* THE EXERCISE:
Print the listing that follows, character for character.

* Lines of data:
________________________

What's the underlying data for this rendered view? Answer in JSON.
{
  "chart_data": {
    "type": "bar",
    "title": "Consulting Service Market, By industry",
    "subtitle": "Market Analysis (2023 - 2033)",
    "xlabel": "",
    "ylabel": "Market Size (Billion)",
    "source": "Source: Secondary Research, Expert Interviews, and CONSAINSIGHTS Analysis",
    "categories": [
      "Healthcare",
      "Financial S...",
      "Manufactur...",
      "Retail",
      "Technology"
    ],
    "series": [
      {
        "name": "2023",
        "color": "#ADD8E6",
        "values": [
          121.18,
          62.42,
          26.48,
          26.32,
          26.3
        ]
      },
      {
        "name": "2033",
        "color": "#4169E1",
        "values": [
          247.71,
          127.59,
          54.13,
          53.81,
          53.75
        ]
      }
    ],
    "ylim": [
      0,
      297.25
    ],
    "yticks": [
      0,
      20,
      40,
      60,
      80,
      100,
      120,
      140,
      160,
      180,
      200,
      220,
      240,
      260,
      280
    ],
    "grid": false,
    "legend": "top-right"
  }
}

________________________

* EXPECTED ANSWER:
What's the underlying data for this rendered view? Answer in JSON.
{
  "chart_data": {
    "type": "bar",
    "title": "Consulting Service Market, By industry",
    "subtitle": "Market Analysis (2023 - 2033)",
    "xlabel": "",
    "ylabel": "Market Size (Billion)",
    "source": "Source: Secondary Research, Expert Interviews, and CONSAINSIGHTS Analysis",
    "categories": [
      "Healthcare",
      "Financial S...",
      "Manufactur...",
      "Retail",
      "Technology"
    ],
    "series": [
      {
        "name": "2023",
        "color": "#ADD8E6",
        "values": [
          121.18,
          62.42,
          26.48,
          26.32,
          26.3
        ]
      },
      {
        "name": "2033",
        "color": "#4169E1",
        "values": [
          247.71,
          127.59,
          54.13,
          53.81,
          53.75
        ]
      }
    ],
    "ylim": [
      0,
      297.25
    ],
    "yticks": [
      0,
      20,
      40,
      60,
      80,
      100,
      120,
      140,
      160,
      180,
      200,
      220,
      240,
      260,
      280
    ],
    "grid": false,
    "legend": "top-right"
  }
}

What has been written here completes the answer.